Work to be completed: Reproduce every record below exactly as it appears.

--------------------

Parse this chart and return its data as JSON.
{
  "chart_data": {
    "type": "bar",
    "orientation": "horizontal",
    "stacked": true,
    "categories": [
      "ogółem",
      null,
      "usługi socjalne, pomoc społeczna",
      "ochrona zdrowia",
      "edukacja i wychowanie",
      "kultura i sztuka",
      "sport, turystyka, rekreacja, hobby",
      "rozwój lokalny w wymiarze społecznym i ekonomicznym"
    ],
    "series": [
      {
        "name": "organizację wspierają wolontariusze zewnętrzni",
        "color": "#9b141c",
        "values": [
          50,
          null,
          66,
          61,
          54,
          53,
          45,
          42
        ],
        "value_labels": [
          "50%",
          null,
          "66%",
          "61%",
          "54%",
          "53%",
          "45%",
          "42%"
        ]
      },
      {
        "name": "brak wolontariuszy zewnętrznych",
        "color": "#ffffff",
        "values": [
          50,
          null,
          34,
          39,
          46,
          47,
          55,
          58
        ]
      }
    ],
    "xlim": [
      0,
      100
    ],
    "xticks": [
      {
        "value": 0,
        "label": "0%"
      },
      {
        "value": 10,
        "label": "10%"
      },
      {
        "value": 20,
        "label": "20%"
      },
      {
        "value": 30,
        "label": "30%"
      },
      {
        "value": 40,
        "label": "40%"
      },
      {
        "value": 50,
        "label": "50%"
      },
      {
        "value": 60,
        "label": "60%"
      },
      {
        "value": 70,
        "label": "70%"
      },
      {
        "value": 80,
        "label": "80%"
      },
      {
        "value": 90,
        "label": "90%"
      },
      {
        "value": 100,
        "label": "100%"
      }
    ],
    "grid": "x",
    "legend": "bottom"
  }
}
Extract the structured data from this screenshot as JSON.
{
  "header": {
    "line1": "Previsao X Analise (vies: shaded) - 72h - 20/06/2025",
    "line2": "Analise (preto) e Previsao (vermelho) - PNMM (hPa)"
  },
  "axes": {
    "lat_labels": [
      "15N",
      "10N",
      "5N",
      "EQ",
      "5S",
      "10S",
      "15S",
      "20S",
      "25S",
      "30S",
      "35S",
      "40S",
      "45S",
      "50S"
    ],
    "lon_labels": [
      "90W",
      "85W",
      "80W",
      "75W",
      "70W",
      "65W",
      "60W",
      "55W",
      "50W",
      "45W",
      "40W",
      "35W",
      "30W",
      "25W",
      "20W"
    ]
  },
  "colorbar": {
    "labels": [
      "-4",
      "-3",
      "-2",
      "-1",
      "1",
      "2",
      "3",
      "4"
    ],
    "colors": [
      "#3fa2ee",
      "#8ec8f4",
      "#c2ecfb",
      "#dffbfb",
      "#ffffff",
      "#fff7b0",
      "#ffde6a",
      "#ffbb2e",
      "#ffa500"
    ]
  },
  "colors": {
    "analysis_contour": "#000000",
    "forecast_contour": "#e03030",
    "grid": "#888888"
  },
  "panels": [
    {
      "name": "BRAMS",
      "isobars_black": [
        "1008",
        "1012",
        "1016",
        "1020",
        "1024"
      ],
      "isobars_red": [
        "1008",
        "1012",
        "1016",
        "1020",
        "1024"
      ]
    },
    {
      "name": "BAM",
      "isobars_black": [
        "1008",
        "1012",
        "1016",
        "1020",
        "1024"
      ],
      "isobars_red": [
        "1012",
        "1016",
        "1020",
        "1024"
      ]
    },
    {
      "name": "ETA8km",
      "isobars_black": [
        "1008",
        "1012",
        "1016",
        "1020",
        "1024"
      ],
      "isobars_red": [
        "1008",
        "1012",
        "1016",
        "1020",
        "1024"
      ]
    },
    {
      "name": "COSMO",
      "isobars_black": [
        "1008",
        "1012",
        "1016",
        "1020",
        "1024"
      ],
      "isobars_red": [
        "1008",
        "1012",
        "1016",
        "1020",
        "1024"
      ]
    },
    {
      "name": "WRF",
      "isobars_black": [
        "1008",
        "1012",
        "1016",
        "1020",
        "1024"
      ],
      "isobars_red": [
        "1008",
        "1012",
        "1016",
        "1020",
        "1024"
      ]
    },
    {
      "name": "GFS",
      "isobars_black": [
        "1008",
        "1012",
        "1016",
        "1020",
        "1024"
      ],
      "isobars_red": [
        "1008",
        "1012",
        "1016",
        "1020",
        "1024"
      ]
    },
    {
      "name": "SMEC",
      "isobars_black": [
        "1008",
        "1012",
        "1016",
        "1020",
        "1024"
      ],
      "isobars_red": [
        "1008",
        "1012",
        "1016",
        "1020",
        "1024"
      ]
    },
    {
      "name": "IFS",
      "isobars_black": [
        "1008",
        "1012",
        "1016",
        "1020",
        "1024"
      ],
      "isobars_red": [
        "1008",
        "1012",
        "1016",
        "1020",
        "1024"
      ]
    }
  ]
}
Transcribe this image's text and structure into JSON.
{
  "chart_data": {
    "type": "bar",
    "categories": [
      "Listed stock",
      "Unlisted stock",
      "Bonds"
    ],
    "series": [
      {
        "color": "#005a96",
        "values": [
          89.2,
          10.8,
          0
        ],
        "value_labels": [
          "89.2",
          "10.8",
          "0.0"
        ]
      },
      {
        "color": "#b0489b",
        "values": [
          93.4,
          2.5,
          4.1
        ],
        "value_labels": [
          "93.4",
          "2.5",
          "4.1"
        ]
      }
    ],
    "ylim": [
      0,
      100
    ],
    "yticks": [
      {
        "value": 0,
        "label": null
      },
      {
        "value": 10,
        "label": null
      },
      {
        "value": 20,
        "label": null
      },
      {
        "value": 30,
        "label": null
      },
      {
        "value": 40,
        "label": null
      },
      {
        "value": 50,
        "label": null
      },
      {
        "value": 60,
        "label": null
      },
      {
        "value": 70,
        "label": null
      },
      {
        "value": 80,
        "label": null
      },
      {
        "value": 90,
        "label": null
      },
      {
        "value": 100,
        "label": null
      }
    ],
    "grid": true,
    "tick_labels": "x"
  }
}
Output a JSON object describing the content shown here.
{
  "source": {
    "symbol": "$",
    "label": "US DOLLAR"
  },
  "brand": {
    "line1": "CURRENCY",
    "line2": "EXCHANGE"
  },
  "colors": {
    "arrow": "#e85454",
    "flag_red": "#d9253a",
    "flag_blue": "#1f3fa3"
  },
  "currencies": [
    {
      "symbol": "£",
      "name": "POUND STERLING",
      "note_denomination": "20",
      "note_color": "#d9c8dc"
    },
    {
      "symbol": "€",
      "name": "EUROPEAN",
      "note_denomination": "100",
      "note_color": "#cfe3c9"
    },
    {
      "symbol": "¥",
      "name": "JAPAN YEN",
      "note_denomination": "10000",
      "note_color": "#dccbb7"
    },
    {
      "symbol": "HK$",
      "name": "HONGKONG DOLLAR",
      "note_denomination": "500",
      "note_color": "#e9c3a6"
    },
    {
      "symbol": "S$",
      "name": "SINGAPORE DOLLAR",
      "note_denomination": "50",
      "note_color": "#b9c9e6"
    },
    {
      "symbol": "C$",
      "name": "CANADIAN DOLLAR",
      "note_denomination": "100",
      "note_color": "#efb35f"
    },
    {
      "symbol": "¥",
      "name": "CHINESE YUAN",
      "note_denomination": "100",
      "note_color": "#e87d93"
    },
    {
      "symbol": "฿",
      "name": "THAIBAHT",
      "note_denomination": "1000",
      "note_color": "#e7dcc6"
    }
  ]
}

--------------------

Final result:
Parse this chart and return its data as JSON.
{
  "chart_data": {
    "type": "bar",
    "orientation": "horizontal",
    "stacked": true,
    "categories": [
      "ogółem",
      null,
      "usługi socjalne, pomoc społeczna",
      "ochrona zdrowia",
      "edukacja i wychowanie",
      "kultura i sztuka",
      "sport, turystyka, rekreacja, hobby",
      "rozwój lokalny w wymiarze społecznym i ekonomicznym"
    ],
    "series": [
      {
        "name": "organizację wspierają wolontariusze zewnętrzni",
        "color": "#9b141c",
        "values": [
          50,
          null,
          66,
          61,
          54,
          53,
          45,
          42
        ],
        "value_labels": [
          "50%",
          null,
          "66%",
          "61%",
          "54%",
          "53%",
          "45%",
          "42%"
        ]
      },
      {
        "name": "brak wolontariuszy zewnętrznych",
        "color": "#ffffff",
        "values": [
          50,
          null,
          34,
          39,
          46,
          47,
          55,
          58
        ]
      }
    ],
    "xlim": [
      0,
      100
    ],
    "xticks": [
      {
        "value": 0,
        "label": "0%"
      },
      {
        "value": 10,
        "label": "10%"
      },
      {
        "value": 20,
        "label": "20%"
      },
      {
        "value": 30,
        "label": "30%"
      },
      {
        "value": 40,
        "label": "40%"
      },
      {
        "value": 50,
        "label": "50%"
      },
      {
        "value": 60,
        "label": "60%"
      },
      {
        "value": 70,
        "label": "70%"
      },
      {
        "value": 80,
        "label": "80%"
      },
      {
        "value": 90,
        "label": "90%"
      },
      {
        "value": 100,
        "label": "100%"
      }
    ],
    "grid": "x",
    "legend": "bottom"
  }
}
Extract the structured data from this screenshot as JSON.
{
  "header": {
    "line1": "Previsao X Analise (vies: shaded) - 72h - 20/06/2025",
    "line2": "Analise (preto) e Previsao (vermelho) - PNMM (hPa)"
  },
  "axes": {
    "lat_labels": [
      "15N",
      "10N",
      "5N",
      "EQ",
      "5S",
      "10S",
      "15S",
      "20S",
      "25S",
      "30S",
      "35S",
      "40S",
      "45S",
      "50S"
    ],
    "lon_labels": [
      "90W",
      "85W",
      "80W",
      "75W",
      "70W",
      "65W",
      "60W",
      "55W",
      "50W",
      "45W",
      "40W",
      "35W",
      "30W",
      "25W",
      "20W"
    ]
  },
  "colorbar": {
    "labels": [
      "-4",
      "-3",
      "-2",
      "-1",
      "1",
      "2",
      "3",
      "4"
    ],
    "colors": [
      "#3fa2ee",
      "#8ec8f4",
      "#c2ecfb",
      "#dffbfb",
      "#ffffff",
      "#fff7b0",
      "#ffde6a",
      "#ffbb2e",
      "#ffa500"
    ]
  },
  "colors": {
    "analysis_contour": "#000000",
    "forecast_contour": "#e03030",
    "grid": "#888888"
  },
  "panels": [
    {
      "name": "BRAMS",
      "isobars_black": [
        "1008",
        "1012",
        "1016",
        "1020",
        "1024"
      ],
      "isobars_red": [
        "1008",
        "1012",
        "1016",
        "1020",
        "1024"
      ]
    },
    {
      "name": "BAM",
      "isobars_black": [
        "1008",
        "1012",
        "1016",
        "1020",
        "1024"
      ],
      "isobars_red": [
        "1012",
        "1016",
        "1020",
        "1024"
      ]
    },
    {
      "name": "ETA8km",
      "isobars_black": [
        "1008",
        "1012",
        "1016",
        "1020",
        "1024"
      ],
      "isobars_red": [
        "1008",
        "1012",
        "1016",
        "1020",
        "1024"
      ]
    },
    {
      "name": "COSMO",
      "isobars_black": [
        "1008",
        "1012",
        "1016",
        "1020",
        "1024"
      ],
      "isobars_red": [
        "1008",
        "1012",
        "1016",
        "1020",
        "1024"
      ]
    },
    {
      "name": "WRF",
      "isobars_black": [
        "1008",
        "1012",
        "1016",
        "1020",
        "1024"
      ],
      "isobars_red": [
        "1008",
        "1012",
        "1016",
        "1020",
        "1024"
      ]
    },
    {
      "name": "GFS",
      "isobars_black": [
        "1008",
        "1012",
        "1016",
        "1020",
        "1024"
      ],
      "isobars_red": [
        "1008",
        "1012",
        "1016",
        "1020",
        "1024"
      ]
    },
    {
      "name": "SMEC",
      "isobars_black": [
        "1008",
        "1012",
        "1016",
        "1020",
        "1024"
      ],
      "isobars_red": [
        "1008",
        "1012",
        "1016",
        "1020",
        "1024"
      ]
    },
    {
      "name": "IFS",
      "isobars_black": [
        "1008",
        "1012",
        "1016",
        "1020",
        "1024"
      ],
      "isobars_red": [
        "1008",
        "1012",
        "1016",
        "1020",
        "1024"
      ]
    }
  ]
}
Transcribe this image's text and structure into JSON.
{
  "chart_data": {
    "type": "bar",
    "categories": [
      "Listed stock",
      "Unlisted stock",
      "Bonds"
    ],
    "series": [
      {
        "color": "#005a96",
        "values": [
          89.2,
          10.8,
          0
        ],
        "value_labels": [
          "89.2",
          "10.8",
          "0.0"
        ]
      },
      {
        "color": "#b0489b",
        "values": [
          93.4,
          2.5,
          4.1
        ],
        "value_labels": [
          "93.4",
          "2.5",
          "4.1"
        ]
      }
    ],
    "ylim": [
      0,
      100
    ],
    "yticks": [
      {
        "value": 0,
        "label": null
      },
      {
        "value": 10,
        "label": null
      },
      {
        "value": 20,
        "label": null
      },
      {
        "value": 30,
        "label": null
      },
      {
        "value": 40,
        "label": null
      },
      {
        "value": 50,
        "label": null
      },
      {
        "value": 60,
        "label": null
      },
      {
        "value": 70,
        "label": null
      },
      {
        "value": 80,
        "label": null
      },
      {
        "value": 90,
        "label": null
      },
      {
        "value": 100,
        "label": null
      }
    ],
    "grid": true,
    "tick_labels": "x"
  }
}
Output a JSON object describing the content shown here.
{
  "source": {
    "symbol": "$",
    "label": "US DOLLAR"
  },
  "brand": {
    "line1": "CURRENCY",
    "line2": "EXCHANGE"
  },
  "colors": {
    "arrow": "#e85454",
    "flag_red": "#d9253a",
    "flag_blue": "#1f3fa3"
  },
  "currencies": [
    {
      "symbol": "£",
      "name": "POUND STERLING",
      "note_denomination": "20",
      "note_color": "#d9c8dc"
    },
    {
      "symbol": "€",
      "name": "EUROPEAN",
      "note_denomination": "100",
      "note_color": "#cfe3c9"
    },
    {
      "symbol": "¥",
      "name": "JAPAN YEN",
      "note_denomination": "10000",
      "note_color": "#dccbb7"
    },
    {
      "symbol": "HK$",
      "name": "HONGKONG DOLLAR",
      "note_denomination": "500",
      "note_color": "#e9c3a6"
    },
    {
      "symbol": "S$",
      "name": "SINGAPORE DOLLAR",
      "note_denomination": "50",
      "note_color": "#b9c9e6"
    },
    {
      "symbol": "C$",
      "name": "CANADIAN DOLLAR",
      "note_denomination": "100",
      "note_color": "#efb35f"
    },
    {
      "symbol": "¥",
      "name": "CHINESE YUAN",
      "note_denomination": "100",
      "note_color": "#e87d93"
    },
    {
      "symbol": "฿",
      "name": "THAIBAHT",
      "note_denomination": "1000",
      "note_color": "#e7dcc6"
    }
  ]
}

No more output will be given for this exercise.